* **Given instruction**
Your task is to repeat all of the material exactly.

==== Given data

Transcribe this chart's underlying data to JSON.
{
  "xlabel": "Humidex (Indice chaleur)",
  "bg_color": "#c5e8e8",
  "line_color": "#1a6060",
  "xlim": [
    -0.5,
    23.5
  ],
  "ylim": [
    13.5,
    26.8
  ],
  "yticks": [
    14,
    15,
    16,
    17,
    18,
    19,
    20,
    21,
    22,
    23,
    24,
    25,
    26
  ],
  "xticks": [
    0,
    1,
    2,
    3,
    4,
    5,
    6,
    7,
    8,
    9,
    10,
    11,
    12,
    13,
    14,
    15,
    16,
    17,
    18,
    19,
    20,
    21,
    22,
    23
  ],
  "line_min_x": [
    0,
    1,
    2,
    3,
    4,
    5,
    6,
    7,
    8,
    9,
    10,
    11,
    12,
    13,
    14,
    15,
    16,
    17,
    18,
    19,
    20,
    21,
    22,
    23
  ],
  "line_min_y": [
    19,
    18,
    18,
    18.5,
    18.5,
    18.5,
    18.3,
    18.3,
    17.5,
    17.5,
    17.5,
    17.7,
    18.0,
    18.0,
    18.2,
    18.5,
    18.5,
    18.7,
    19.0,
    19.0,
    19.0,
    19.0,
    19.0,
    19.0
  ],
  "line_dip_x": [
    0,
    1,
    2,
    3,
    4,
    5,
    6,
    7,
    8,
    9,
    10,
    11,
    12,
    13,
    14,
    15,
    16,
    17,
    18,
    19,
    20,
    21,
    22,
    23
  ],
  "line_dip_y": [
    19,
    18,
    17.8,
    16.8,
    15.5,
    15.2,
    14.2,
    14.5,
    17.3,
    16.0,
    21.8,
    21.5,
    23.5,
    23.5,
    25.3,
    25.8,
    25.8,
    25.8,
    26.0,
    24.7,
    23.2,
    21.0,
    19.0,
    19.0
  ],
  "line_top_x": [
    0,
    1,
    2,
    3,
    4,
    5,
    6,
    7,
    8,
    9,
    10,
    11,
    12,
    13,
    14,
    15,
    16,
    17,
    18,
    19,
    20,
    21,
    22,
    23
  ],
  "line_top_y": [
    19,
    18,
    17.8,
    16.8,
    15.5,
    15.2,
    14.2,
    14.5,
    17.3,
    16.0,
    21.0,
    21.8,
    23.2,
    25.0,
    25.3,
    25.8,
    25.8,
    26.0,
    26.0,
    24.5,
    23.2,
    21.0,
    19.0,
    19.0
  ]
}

========

* **The output**
Transcribe this chart's underlying data to JSON.
{
  "xlabel": "Humidex (Indice chaleur)",
  "bg_color": "#c5e8e8",
  "line_color": "#1a6060",
  "xlim": [
    -0.5,
    23.5
  ],
  "ylim": [
    13.5,
    26.8
  ],
  "yticks": [
    14,
    15,
    16,
    17,
    18,
    19,
    20,
    21,
    22,
    23,
    24,
    25,
    26
  ],
  "xticks": [
    0,
    1,
    2,
    3,
    4,
    5,
    6,
    7,
    8,
    9,
    10,
    11,
    12,
    13,
    14,
    15,
    16,
    17,
    18,
    19,
    20,
    21,
    22,
    23
  ],
  "line_min_x": [
    0,
    1,
    2,
    3,
    4,
    5,
    6,
    7,
    8,
    9,
    10,
    11,
    12,
    13,
    14,
    15,
    16,
    17,
    18,
    19,
    20,
    21,
    22,
    23
  ],
  "line_min_y": [
    19,
    18,
    18,
    18.5,
    18.5,
    18.5,
    18.3,
    18.3,
    17.5,
    17.5,
    17.5,
    17.7,
    18.0,
    18.0,
    18.2,
    18.5,
    18.5,
    18.7,
    19.0,
    19.0,
    19.0,
    19.0,
    19.0,
    19.0
  ],
  "line_dip_x": [
    0,
    1,
    2,
    3,
    4,
    5,
    6,
    7,
    8,
    9,
    10,
    11,
    12,
    13,
    14,
    15,
    16,
    17,
    18,
    19,
    20,
    21,
    22,
    23
  ],
  "line_dip_y": [
    19,
    18,
    17.8,
    16.8,
    15.5,
    15.2,
    14.2,
    14.5,
    17.3,
    16.0,
    21.8,
    21.5,
    23.5,
    23.5,
    25.3,
    25.8,
    25.8,
    25.8,
    26.0,
    24.7,
    23.2,
    21.0,
    19.0,
    19.0
  ],
  "line_top_x": [
    0,
    1,
    2,
    3,
    4,
    5,
    6,
    7,
    8,
    9,
    10,
    11,
    12,
    13,
    14,
    15,
    16,
    17,
    18,
    19,
    20,
    21,
    22,
    23
  ],
  "line_top_y": [
    19,
    18,
    17.8,
    16.8,
    15.5,
    15.2,
    14.2,
    14.5,
    17.3,
    16.0,
    21.0,
    21.8,
    23.2,
    25.0,
    25.3,
    25.8,
    25.8,
    26.0,
    26.0,
    24.5,
    23.2,
    21.0,
    19.0,
    19.0
  ]
}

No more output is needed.